Stored data:
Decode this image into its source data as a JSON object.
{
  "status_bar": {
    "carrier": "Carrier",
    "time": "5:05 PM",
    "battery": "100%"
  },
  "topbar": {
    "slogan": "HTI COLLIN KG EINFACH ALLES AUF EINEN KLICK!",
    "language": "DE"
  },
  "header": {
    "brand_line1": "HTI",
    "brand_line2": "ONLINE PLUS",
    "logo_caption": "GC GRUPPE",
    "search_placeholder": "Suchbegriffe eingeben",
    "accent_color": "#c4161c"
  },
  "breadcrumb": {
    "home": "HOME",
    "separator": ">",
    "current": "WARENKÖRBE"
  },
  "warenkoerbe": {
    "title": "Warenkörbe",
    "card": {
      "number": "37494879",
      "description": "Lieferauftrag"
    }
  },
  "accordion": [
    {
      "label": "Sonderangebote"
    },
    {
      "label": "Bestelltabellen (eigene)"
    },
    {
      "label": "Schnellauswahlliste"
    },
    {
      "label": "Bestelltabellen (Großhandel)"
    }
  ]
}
* * *
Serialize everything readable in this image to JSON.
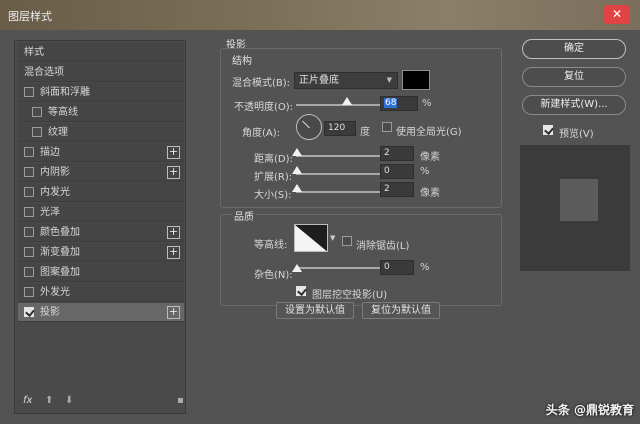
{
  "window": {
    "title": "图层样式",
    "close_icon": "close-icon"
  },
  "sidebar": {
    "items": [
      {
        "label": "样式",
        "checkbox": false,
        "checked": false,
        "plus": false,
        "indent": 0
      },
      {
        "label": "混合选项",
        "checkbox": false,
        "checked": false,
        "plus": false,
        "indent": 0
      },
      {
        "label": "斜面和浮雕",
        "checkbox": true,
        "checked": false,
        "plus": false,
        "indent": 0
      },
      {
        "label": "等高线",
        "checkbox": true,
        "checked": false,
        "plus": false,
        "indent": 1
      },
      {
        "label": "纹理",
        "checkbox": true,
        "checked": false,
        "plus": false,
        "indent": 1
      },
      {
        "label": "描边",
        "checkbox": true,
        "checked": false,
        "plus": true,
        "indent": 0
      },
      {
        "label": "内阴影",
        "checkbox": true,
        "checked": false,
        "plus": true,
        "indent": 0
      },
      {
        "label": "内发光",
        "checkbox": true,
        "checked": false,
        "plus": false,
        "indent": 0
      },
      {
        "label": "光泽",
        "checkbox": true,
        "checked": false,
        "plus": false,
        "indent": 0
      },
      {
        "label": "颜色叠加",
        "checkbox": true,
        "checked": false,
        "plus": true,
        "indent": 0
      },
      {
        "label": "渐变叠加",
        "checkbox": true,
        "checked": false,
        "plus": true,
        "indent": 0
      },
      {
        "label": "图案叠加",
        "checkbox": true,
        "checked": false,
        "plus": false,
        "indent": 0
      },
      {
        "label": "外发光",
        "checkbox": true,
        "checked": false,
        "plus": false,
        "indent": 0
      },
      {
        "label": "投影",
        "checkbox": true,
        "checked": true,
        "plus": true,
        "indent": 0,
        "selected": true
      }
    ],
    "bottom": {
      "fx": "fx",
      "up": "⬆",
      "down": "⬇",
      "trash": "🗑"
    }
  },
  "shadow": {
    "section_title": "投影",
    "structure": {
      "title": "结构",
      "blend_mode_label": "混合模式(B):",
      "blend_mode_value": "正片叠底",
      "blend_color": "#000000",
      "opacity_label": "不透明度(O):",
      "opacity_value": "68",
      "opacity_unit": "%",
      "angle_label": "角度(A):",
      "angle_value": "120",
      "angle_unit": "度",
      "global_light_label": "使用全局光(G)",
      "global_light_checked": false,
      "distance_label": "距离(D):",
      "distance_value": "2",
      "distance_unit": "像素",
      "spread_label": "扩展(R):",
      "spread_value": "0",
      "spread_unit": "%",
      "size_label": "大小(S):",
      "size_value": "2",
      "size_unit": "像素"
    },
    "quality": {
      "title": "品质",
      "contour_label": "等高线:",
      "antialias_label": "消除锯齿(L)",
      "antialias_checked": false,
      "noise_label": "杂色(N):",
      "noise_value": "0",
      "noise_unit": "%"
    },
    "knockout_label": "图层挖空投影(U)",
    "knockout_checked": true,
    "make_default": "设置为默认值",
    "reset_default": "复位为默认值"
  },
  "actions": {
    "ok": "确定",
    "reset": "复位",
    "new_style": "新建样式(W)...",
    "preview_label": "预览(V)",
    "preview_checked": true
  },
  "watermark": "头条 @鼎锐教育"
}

▶ _What needs to be done_: Tally the lines in these entries that have the string "image" in them, then answer with the count and nothing else.

▶ _Reply to the task_: 2